Extract each line containing the string "keep".

> Provided material:
------------------------------------------------

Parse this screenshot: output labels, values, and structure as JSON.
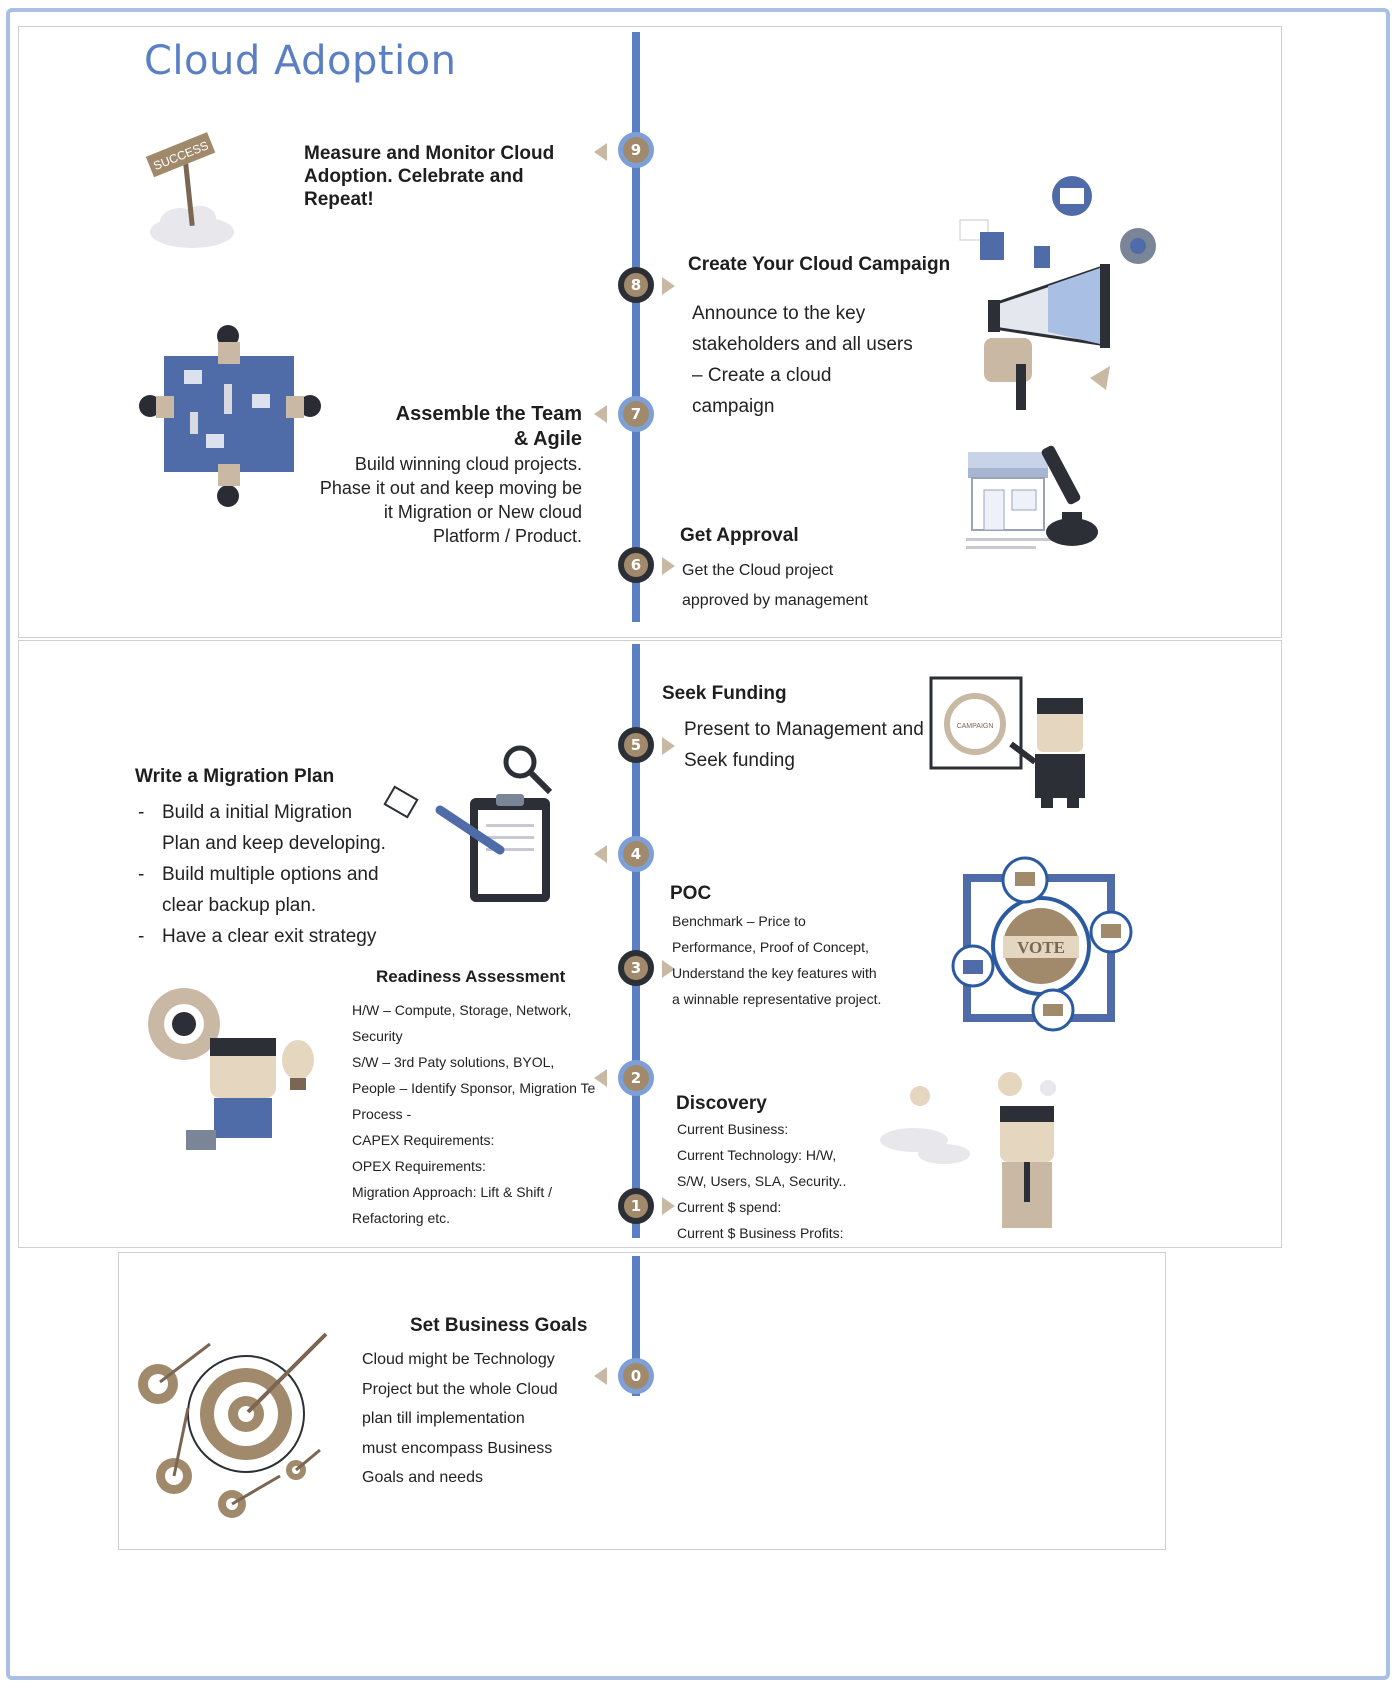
{
  "title": "Cloud Adoption",
  "steps": [
    {
      "num": "9",
      "heading_lines": [
        "Measure and Monitor Cloud",
        "Adoption. Celebrate and",
        "Repeat!"
      ],
      "body_lines": []
    },
    {
      "num": "8",
      "heading_lines": [
        "Create Your Cloud  Campaign"
      ],
      "body_lines": [
        "Announce to the key",
        "stakeholders and all users",
        "– Create a cloud",
        "campaign"
      ]
    },
    {
      "num": "7",
      "heading_lines": [
        "Assemble the Team",
        "& Agile"
      ],
      "body_lines": [
        "Build winning cloud projects.",
        "Phase it out and keep moving be",
        "it Migration or New cloud",
        "Platform / Product."
      ]
    },
    {
      "num": "6",
      "heading_lines": [
        "Get Approval"
      ],
      "body_lines": [
        "Get the Cloud project",
        "approved by management"
      ]
    },
    {
      "num": "5",
      "heading_lines": [
        "Seek Funding"
      ],
      "body_lines": [
        "Present to Management and",
        "Seek funding"
      ]
    },
    {
      "num": "4",
      "heading_lines": [
        "Write a Migration Plan"
      ],
      "body_lines": [
        "Build a initial Migration",
        "Plan and keep developing.",
        "Build multiple options and",
        "clear backup plan.",
        "Have a clear exit strategy"
      ]
    },
    {
      "num": "3",
      "heading_lines": [
        "POC"
      ],
      "body_lines": [
        "Benchmark – Price to",
        "Performance, Proof of Concept,",
        "Understand the key features with",
        "a winnable representative project."
      ]
    },
    {
      "num": "2",
      "heading_lines": [
        "Readiness Assessment"
      ],
      "body_lines": [
        "H/W – Compute, Storage, Network,",
        "Security",
        "S/W – 3rd Paty solutions, BYOL,",
        "People – Identify Sponsor, Migration Te",
        "Process -",
        "CAPEX Requirements:",
        "OPEX Requirements:",
        "Migration Approach: Lift & Shift /",
        "Refactoring etc."
      ]
    },
    {
      "num": "1",
      "heading_lines": [
        "Discovery"
      ],
      "body_lines": [
        "Current Business:",
        "Current Technology: H/W,",
        "S/W, Users, SLA, Security..",
        "Current $ spend:",
        "Current $ Business Profits:"
      ]
    },
    {
      "num": "0",
      "heading_lines": [
        "Set Business Goals"
      ],
      "body_lines": [
        "Cloud might be Technology",
        "Project but the whole Cloud",
        "plan till implementation",
        "must encompass Business",
        "Goals and needs"
      ]
    }
  ],
  "illustrations": {
    "sign_text": "SUCCESS",
    "vote_text": "VOTE",
    "chart_text": "CAMPAIGN"
  },
  "colors": {
    "axis": "#5b7fc4",
    "node": "#a08a6b",
    "accent_tan": "#c9b9a4",
    "title": "#5b7fc4"
  }
}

------------------------------------------------

> Task result:
        "Phase it out and keep moving be",
        "Plan and keep developing.",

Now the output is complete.